====== Input records ======

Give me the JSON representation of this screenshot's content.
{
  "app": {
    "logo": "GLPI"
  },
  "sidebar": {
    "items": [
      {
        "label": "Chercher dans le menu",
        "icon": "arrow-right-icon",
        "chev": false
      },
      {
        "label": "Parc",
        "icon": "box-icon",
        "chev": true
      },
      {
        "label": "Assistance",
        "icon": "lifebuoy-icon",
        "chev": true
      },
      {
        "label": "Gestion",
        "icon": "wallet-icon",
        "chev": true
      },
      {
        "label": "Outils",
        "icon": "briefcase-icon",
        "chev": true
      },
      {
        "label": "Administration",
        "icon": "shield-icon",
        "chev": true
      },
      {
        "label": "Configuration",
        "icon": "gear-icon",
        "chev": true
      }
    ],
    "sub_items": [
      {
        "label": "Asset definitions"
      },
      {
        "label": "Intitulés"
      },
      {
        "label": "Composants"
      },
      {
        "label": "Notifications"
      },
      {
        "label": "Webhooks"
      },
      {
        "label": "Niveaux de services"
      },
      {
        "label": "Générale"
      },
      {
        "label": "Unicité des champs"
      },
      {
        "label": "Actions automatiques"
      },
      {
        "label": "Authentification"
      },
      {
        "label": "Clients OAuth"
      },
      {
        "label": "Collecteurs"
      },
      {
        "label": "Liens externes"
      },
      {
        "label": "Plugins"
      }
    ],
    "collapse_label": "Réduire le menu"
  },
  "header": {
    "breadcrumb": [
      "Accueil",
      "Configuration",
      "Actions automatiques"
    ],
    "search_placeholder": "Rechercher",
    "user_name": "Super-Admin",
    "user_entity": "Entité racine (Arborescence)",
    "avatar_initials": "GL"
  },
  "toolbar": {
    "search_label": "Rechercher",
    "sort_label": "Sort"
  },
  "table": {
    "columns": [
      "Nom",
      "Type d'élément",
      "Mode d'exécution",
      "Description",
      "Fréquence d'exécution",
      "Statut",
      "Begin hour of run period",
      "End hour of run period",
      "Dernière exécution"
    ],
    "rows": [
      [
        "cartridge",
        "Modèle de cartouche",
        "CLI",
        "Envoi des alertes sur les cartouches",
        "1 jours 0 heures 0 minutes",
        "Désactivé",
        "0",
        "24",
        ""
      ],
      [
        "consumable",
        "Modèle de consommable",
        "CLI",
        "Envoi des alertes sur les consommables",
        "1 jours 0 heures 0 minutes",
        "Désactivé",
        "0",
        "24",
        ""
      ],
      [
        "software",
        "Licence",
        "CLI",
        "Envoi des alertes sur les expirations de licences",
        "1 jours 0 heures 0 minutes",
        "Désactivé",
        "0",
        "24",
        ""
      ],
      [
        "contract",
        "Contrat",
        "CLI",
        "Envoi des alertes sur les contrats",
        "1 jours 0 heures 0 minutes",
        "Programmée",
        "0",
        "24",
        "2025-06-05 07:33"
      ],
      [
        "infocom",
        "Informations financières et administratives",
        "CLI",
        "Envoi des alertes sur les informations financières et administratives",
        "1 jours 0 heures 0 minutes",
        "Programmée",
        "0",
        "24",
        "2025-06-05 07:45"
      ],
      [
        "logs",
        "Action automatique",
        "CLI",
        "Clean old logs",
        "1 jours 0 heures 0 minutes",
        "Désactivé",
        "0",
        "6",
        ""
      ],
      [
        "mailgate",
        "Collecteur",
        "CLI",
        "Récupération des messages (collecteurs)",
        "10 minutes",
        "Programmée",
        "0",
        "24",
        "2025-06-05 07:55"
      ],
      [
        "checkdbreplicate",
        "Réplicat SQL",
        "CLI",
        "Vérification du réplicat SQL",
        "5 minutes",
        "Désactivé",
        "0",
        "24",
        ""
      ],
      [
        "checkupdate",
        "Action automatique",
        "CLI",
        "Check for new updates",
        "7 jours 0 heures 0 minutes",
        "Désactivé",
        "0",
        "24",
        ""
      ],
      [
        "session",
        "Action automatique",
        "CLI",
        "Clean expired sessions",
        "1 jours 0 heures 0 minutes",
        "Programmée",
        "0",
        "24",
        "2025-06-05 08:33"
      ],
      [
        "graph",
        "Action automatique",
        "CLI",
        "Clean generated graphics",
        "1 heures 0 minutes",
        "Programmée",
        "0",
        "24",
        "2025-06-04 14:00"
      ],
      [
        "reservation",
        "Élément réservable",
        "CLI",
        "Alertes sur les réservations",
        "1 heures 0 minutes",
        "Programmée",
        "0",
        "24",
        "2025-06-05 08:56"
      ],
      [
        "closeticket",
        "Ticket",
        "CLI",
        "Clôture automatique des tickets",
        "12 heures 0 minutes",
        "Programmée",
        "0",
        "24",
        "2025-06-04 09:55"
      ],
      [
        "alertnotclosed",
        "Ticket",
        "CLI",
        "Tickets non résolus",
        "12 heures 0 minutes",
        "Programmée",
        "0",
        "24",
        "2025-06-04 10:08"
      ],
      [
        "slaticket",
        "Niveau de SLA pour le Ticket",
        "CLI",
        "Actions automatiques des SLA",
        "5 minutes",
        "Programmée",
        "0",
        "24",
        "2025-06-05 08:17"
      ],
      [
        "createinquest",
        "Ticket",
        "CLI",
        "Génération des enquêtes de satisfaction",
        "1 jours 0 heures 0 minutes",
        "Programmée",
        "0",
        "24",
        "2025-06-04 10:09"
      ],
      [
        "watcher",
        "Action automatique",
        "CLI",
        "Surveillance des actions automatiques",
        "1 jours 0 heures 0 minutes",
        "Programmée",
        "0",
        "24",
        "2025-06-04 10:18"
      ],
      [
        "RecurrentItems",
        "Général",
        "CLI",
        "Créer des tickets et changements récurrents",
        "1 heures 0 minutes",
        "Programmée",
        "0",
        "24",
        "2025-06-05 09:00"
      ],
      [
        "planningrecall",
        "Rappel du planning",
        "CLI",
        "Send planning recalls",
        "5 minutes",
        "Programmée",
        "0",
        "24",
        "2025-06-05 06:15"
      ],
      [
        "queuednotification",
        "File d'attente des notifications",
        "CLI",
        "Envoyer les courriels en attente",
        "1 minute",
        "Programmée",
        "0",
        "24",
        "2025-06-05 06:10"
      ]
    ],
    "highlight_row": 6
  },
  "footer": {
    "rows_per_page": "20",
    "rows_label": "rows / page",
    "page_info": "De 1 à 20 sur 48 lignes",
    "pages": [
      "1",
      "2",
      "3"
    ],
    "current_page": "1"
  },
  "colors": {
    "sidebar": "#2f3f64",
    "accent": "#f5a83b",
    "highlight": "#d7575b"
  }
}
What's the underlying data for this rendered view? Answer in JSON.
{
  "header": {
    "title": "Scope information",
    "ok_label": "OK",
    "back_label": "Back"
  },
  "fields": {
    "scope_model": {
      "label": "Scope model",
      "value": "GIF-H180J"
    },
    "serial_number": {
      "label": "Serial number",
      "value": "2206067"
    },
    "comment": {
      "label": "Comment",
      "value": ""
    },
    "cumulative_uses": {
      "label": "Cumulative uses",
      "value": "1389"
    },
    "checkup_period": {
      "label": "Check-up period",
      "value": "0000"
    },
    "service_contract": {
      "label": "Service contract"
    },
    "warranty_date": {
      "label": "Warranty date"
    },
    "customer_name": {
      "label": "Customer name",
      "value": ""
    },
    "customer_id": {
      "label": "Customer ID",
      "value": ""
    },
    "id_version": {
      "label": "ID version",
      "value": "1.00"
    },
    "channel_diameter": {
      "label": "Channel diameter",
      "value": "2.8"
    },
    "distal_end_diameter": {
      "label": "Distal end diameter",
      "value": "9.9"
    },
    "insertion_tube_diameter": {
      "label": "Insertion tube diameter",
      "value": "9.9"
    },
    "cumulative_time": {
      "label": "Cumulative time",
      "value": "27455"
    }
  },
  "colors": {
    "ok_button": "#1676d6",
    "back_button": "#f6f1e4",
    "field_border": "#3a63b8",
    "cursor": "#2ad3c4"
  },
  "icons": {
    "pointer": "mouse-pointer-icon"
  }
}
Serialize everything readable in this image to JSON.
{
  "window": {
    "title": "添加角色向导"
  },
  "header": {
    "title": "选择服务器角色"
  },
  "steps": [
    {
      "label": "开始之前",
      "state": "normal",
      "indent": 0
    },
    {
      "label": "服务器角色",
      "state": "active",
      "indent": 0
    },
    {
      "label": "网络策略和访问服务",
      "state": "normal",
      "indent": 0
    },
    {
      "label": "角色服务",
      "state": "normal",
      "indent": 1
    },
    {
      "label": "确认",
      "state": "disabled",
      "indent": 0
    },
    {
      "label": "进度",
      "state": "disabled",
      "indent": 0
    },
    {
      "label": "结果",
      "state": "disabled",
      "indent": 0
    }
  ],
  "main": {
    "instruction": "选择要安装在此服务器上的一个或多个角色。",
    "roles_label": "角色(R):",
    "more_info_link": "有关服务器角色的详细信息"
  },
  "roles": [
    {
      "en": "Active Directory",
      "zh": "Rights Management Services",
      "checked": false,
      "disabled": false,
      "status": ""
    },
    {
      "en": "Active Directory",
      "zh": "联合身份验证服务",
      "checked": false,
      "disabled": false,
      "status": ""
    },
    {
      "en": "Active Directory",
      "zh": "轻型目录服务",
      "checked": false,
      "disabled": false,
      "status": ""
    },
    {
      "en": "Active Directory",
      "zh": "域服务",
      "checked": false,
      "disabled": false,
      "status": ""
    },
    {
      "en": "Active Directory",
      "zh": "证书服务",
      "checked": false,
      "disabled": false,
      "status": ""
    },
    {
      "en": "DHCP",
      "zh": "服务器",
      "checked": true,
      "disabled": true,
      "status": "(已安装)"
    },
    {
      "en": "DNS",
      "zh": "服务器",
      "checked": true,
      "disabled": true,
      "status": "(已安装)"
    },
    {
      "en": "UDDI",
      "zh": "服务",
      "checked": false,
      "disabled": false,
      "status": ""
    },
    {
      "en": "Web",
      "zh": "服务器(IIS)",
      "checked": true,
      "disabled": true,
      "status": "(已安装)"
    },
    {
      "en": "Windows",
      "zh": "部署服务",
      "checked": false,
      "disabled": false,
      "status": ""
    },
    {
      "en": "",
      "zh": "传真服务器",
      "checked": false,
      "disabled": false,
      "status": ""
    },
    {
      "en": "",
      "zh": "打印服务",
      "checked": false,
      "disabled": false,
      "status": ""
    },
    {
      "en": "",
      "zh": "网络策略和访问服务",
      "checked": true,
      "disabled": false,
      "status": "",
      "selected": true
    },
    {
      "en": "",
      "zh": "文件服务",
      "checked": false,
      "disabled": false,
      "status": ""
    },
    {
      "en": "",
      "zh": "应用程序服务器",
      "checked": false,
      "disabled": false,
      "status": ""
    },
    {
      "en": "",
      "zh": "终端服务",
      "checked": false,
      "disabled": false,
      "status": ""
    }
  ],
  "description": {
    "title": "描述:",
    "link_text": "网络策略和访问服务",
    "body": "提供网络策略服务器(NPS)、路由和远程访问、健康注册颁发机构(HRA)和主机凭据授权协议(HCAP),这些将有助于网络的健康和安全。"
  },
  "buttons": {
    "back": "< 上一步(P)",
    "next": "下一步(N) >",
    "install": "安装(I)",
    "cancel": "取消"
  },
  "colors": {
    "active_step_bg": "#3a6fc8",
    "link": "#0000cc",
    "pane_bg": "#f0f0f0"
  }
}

======

> What is asked: From the listing, tally every line with the word "Envoi" in it and give only the tally.

> Final result: 5